_Aim 1_
Put the listing lines into a Markdown table with the columns Row and Entry, starting at the beginning of the listing and ending at the line that contains "watermark-title: Windows aktivieren", both included. Leave out blank lines.

_Text segment_
○ ○ ○ ○ ○

Transportation. It takes five minutes to walk from one end of the West End to the other. On Laurens Rd, it takes five minutes to walk from one store to another. (Ok, an exaggeration, but you get the point.)

I'm not saying it's not possible, but just very difficult. Redevelopment is actually easier in an area where things are run down and boarded up, due to cheaper costs.

I think ultimately, it would require mixed-use development over empty parking areas. Considering that thes businesses remain economically viable, convincing owners to sell parking areas for redevelopment purposes will be a hard sell.

○ ○ ○ ○ ○

_Aim 2_
Output the redevelopment passage in full, word for word.

○ ○ ○ ○ ○

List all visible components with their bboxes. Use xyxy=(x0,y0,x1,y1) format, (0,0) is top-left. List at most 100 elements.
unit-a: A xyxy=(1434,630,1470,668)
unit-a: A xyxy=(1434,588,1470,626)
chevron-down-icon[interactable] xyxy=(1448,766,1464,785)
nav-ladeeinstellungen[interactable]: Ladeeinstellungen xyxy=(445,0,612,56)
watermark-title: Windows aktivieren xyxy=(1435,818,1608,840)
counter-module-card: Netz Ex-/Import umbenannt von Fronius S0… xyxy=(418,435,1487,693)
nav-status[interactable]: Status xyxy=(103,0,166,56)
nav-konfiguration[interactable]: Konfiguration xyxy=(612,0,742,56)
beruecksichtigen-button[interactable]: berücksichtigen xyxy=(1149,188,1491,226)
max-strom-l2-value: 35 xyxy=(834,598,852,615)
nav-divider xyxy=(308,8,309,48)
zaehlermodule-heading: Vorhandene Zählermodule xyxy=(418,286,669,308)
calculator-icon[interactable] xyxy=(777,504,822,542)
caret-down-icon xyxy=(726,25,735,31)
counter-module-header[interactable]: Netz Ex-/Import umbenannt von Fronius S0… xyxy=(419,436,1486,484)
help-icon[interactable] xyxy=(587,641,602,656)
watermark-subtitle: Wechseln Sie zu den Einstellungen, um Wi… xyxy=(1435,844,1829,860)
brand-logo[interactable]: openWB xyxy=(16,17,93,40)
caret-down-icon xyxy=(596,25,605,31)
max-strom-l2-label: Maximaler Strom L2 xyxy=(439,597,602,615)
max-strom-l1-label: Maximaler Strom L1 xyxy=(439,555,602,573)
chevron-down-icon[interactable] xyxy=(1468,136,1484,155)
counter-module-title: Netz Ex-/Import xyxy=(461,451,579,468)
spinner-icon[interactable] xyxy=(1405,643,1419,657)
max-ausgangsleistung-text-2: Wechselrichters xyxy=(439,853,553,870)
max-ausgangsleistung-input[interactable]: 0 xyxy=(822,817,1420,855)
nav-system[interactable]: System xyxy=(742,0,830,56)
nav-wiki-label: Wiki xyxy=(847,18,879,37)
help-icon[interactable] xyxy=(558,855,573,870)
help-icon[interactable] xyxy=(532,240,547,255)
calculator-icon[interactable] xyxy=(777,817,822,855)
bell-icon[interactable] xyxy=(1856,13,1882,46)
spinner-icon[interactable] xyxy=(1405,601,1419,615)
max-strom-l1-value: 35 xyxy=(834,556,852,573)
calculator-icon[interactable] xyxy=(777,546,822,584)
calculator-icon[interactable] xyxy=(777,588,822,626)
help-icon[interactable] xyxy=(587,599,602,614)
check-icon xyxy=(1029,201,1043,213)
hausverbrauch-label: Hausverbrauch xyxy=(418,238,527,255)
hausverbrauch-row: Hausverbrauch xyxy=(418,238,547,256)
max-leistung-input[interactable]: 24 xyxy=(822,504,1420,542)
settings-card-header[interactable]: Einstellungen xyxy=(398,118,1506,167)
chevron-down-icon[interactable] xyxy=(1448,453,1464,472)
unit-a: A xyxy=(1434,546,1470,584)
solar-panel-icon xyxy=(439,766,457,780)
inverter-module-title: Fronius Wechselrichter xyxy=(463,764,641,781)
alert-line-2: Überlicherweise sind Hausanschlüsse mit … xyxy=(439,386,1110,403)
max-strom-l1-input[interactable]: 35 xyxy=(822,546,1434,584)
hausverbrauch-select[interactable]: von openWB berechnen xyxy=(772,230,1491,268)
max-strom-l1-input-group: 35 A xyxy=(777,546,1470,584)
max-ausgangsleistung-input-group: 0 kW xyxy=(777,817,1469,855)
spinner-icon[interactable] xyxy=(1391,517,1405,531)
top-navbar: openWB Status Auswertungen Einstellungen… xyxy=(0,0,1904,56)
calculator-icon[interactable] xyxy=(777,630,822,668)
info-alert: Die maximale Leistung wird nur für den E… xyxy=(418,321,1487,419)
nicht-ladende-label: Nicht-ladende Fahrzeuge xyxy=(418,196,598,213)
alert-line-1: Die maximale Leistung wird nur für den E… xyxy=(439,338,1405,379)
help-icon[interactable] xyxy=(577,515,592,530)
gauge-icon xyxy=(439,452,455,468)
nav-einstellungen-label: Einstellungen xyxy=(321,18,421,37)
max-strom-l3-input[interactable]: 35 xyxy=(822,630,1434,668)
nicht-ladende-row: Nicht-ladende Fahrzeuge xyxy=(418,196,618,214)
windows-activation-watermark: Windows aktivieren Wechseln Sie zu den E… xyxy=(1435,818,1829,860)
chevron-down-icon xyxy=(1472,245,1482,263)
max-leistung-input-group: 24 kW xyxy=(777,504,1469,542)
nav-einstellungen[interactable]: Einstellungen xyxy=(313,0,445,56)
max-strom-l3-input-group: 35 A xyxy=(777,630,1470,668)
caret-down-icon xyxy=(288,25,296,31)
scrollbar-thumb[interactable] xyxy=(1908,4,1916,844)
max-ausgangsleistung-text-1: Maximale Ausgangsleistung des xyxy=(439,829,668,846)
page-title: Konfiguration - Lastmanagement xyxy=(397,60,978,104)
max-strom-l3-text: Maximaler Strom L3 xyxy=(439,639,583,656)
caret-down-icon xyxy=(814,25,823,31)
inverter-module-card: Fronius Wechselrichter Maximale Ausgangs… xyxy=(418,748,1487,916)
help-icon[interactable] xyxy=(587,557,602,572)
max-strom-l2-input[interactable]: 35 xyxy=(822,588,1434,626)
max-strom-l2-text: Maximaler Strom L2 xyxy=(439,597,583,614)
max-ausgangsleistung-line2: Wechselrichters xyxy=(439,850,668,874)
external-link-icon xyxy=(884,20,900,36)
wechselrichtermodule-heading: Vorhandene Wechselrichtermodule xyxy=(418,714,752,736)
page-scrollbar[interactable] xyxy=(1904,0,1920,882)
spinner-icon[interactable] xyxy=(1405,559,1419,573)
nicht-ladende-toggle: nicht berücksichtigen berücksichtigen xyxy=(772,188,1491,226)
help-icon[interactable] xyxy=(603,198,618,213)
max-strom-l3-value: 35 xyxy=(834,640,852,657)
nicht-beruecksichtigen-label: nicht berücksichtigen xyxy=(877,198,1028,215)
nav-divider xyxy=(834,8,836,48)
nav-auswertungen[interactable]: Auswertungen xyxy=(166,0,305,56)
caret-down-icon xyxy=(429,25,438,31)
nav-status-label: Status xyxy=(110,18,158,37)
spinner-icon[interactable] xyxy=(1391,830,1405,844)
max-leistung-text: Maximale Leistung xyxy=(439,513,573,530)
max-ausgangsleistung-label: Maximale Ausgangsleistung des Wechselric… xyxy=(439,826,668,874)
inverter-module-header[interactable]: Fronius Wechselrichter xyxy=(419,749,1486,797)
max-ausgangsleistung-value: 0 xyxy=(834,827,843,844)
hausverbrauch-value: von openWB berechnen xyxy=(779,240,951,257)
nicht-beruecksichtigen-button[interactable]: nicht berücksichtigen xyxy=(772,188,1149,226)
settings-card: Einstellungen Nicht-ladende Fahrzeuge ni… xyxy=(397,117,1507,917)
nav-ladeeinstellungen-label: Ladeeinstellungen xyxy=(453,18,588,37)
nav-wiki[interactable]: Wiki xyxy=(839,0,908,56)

○ ○ ○ ○ ○

_Output 1_
| Row | Entry |
|---|---|
| 1 | List all visible components with their bboxes. Use xyxy=(x0,y0,x1,y1) format, (0,0) is top-left. List at most 100 elements. |
| 2 | unit-a: A xyxy=(1434,630,1470,668) |
| 3 | unit-a: A xyxy=(1434,588,1470,626) |
| 4 | chevron-down-icon[interactable] xyxy=(1448,766,1464,785) |
| 5 | nav-ladeeinstellungen[interactable]: Ladeeinstellungen xyxy=(445,0,612,56) |
| 6 | watermark-title: Windows aktivieren xyxy=(1435,818,1608,840) |

_Output 2_
Transportation. It takes five minutes to walk from one end of the West End to the other. On Laurens Rd, it takes five minutes to walk from one store to another. (Ok, an exaggeration, but you get the point.)

I'm not saying it's not possible, but just very difficult. Redevelopment is actually easier in an area where things are run down and boarded up, due to cheaper costs.

I think ultimately, it would require mixed-use development over empty parking areas. Considering that thes businesses remain economically viable, convincing owners to sell parking areas for redevelopment purposes will be a hard sell.